Prompt
Reproduce each line that includes the word "τινα".

Extracted data entries:

------------------------------------------------------------------------

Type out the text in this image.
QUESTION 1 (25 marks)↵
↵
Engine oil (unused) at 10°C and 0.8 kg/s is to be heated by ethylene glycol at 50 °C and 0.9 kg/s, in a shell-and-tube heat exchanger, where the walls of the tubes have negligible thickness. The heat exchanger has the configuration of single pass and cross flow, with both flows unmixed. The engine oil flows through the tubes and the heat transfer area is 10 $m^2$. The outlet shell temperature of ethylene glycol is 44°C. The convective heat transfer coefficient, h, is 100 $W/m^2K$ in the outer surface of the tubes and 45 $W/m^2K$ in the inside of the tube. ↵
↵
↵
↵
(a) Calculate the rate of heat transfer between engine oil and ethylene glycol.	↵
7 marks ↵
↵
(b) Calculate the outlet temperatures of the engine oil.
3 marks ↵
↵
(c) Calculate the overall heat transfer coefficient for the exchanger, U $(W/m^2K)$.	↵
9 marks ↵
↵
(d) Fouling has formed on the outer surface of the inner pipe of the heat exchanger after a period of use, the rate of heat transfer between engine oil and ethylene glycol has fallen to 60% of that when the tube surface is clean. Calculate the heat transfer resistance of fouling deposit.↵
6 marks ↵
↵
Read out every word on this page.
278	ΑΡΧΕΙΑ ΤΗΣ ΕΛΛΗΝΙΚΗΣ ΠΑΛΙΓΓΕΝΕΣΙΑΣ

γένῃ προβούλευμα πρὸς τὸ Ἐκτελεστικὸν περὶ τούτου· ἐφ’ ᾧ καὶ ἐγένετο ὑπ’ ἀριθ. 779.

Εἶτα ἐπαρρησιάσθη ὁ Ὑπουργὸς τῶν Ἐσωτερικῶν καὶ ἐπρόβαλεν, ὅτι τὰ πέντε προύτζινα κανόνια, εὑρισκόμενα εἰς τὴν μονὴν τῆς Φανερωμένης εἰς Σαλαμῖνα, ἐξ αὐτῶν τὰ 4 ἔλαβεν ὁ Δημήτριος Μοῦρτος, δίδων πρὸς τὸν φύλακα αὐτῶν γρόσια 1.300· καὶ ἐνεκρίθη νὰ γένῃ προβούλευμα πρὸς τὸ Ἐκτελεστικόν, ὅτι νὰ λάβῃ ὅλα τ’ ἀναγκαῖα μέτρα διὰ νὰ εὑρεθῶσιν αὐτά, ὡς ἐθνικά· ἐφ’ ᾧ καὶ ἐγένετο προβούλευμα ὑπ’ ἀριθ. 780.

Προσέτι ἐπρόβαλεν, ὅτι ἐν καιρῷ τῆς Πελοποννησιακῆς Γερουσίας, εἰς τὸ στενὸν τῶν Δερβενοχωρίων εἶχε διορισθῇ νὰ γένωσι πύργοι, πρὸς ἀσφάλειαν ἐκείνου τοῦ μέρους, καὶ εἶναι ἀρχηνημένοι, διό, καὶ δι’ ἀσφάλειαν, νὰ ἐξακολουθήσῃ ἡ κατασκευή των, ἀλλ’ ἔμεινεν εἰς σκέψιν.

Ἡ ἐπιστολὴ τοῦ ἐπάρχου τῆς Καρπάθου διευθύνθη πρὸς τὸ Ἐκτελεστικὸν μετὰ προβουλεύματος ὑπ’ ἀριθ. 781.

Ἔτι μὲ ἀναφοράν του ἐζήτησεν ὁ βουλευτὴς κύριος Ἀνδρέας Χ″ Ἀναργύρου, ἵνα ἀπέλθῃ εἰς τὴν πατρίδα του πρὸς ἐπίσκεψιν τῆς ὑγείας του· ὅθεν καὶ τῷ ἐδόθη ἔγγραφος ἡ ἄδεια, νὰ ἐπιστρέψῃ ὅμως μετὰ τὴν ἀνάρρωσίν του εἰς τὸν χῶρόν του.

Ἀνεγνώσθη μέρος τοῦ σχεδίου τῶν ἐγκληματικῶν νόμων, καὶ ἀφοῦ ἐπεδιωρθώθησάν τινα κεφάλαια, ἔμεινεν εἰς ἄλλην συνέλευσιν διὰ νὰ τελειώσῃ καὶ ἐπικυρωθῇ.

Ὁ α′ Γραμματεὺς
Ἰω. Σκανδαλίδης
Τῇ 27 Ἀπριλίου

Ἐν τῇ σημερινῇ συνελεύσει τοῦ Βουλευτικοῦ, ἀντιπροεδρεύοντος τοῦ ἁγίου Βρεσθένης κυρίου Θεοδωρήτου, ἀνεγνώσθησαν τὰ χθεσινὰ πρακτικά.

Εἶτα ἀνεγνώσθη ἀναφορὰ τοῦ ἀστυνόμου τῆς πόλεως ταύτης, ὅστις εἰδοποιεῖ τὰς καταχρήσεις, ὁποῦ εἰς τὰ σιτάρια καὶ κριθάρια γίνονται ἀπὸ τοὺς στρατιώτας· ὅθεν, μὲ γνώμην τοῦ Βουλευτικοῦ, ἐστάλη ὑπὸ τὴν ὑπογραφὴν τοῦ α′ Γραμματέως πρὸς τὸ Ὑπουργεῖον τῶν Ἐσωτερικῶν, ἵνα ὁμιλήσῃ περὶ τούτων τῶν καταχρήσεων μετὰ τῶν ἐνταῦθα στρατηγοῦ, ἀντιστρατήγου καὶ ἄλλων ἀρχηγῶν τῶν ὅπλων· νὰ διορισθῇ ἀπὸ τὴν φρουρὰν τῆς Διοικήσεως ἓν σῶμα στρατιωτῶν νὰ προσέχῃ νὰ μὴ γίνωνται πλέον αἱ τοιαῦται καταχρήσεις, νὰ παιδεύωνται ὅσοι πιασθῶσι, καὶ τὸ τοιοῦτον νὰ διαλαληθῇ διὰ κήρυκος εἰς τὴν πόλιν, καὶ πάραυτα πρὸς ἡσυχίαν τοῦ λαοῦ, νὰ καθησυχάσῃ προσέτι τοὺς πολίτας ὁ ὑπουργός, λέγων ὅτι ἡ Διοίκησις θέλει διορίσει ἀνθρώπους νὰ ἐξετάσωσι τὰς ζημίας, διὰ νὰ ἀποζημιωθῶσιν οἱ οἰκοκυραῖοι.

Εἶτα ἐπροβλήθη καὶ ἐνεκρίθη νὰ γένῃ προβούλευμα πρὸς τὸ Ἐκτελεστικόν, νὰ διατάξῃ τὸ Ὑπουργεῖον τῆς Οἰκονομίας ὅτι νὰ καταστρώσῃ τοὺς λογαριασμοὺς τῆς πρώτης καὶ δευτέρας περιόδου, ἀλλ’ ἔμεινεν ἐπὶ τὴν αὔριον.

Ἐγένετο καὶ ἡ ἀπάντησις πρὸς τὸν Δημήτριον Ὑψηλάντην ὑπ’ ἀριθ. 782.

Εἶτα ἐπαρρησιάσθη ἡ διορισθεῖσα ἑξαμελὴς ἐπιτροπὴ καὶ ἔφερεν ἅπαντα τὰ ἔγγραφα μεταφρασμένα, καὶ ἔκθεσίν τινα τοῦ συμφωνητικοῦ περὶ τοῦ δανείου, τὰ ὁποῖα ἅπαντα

------------------------------------------------------------------------

Final answer
Ἀνεγνώσθη μέρος τοῦ σχεδίου τῶν ἐγκληματικῶν νόμων, καὶ ἀφοῦ ἐπεδιωρθώθησάν τινα κεφάλαια, ἔμεινεν εἰς ἄλλην συνέλευσιν διὰ νὰ τελειώσῃ καὶ ἐπικυρωθῇ.
Εἶτα ἐπαρρησιάσθη ἡ διορισθεῖσα ἑξαμελὴς ἐπιτροπὴ καὶ ἔφερεν ἅπαντα τὰ ἔγγραφα μεταφρασμένα, καὶ ἔκθεσίν τινα τοῦ συμφωνητικοῦ περὶ τοῦ δανείου, τὰ ὁποῖα ἅπαντα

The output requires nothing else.